— BEGIN DATASET ROWS —
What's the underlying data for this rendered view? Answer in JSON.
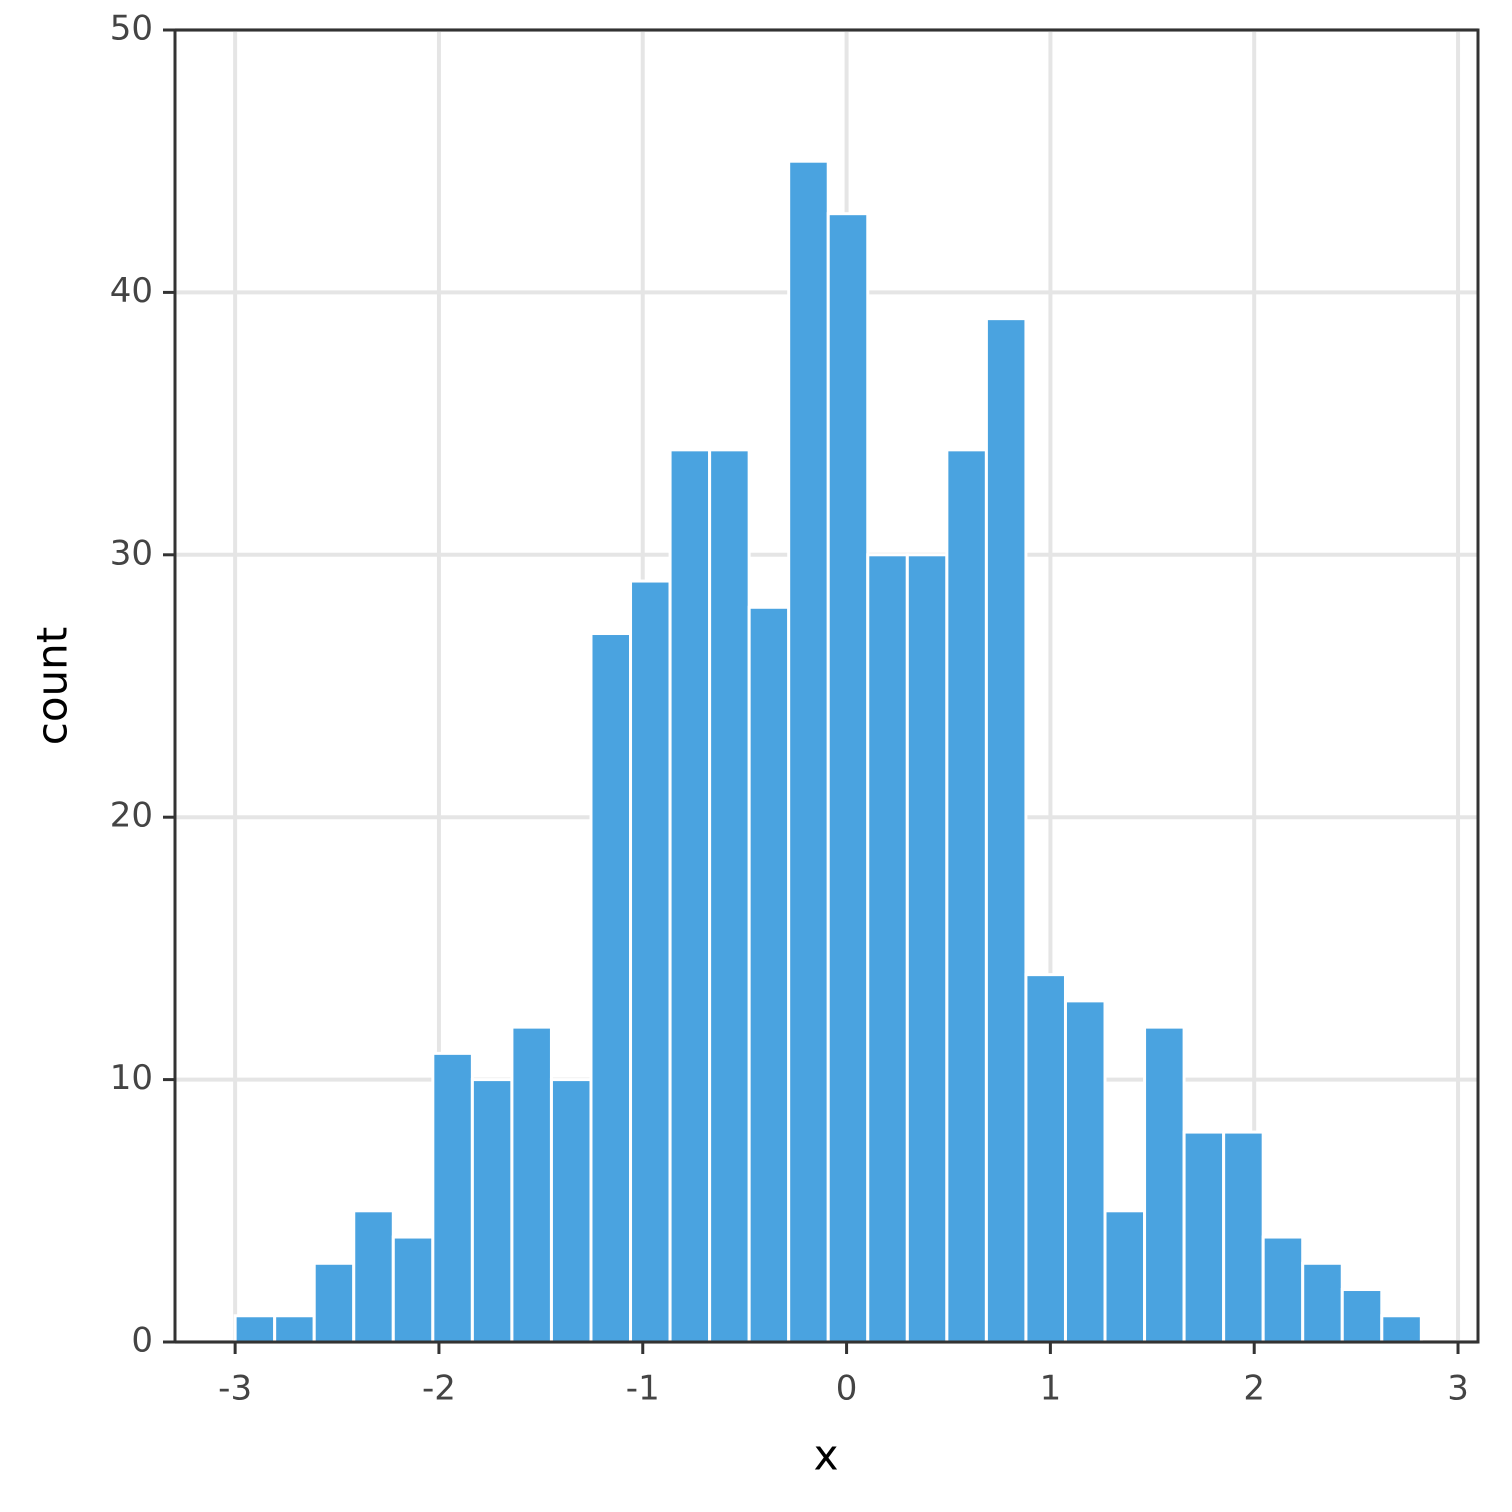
{
  "chart_data": {
    "type": "histogram",
    "x_label": "x",
    "y_label": "count",
    "bins": [
      -3,
      -2.806,
      -2.612,
      -2.418,
      -2.224,
      -2.03,
      -1.836,
      -1.642,
      -1.448,
      -1.254,
      -1.06,
      -0.866,
      -0.672,
      -0.478,
      -0.284,
      -0.09,
      0.104,
      0.298,
      0.492,
      0.686,
      0.88,
      1.074,
      1.268,
      1.462,
      1.656,
      1.85,
      2.044,
      2.238,
      2.432,
      2.626,
      2.82
    ],
    "values": [
      1,
      1,
      3,
      5,
      4,
      11,
      10,
      12,
      10,
      27,
      29,
      34,
      34,
      28,
      45,
      43,
      30,
      30,
      34,
      39,
      14,
      13,
      5,
      12,
      8,
      8,
      4,
      3,
      2,
      1
    ],
    "color": "#4aa3e0",
    "xlim": [
      -3.295,
      3.098
    ],
    "ylim": [
      0,
      50
    ],
    "xticks": [
      -3,
      -2,
      -1,
      0,
      1,
      2,
      3
    ],
    "yticks": [
      0,
      10,
      20,
      30,
      40,
      50
    ],
    "grid": true
  }
}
— END DATASET ROWS —
| THE PROBLEM |
Make an exact copy of the records shown above, without the pictures.

| ANSWER TO THE EXERCISE |
What's the underlying data for this rendered view? Answer in JSON.
{
  "chart_data": {
    "type": "histogram",
    "x_label": "x",
    "y_label": "count",
    "bins": [
      -3,
      -2.806,
      -2.612,
      -2.418,
      -2.224,
      -2.03,
      -1.836,
      -1.642,
      -1.448,
      -1.254,
      -1.06,
      -0.866,
      -0.672,
      -0.478,
      -0.284,
      -0.09,
      0.104,
      0.298,
      0.492,
      0.686,
      0.88,
      1.074,
      1.268,
      1.462,
      1.656,
      1.85,
      2.044,
      2.238,
      2.432,
      2.626,
      2.82
    ],
    "values": [
      1,
      1,
      3,
      5,
      4,
      11,
      10,
      12,
      10,
      27,
      29,
      34,
      34,
      28,
      45,
      43,
      30,
      30,
      34,
      39,
      14,
      13,
      5,
      12,
      8,
      8,
      4,
      3,
      2,
      1
    ],
    "color": "#4aa3e0",
    "xlim": [
      -3.295,
      3.098
    ],
    "ylim": [
      0,
      50
    ],
    "xticks": [
      -3,
      -2,
      -1,
      0,
      1,
      2,
      3
    ],
    "yticks": [
      0,
      10,
      20,
      30,
      40,
      50
    ],
    "grid": true
  }
}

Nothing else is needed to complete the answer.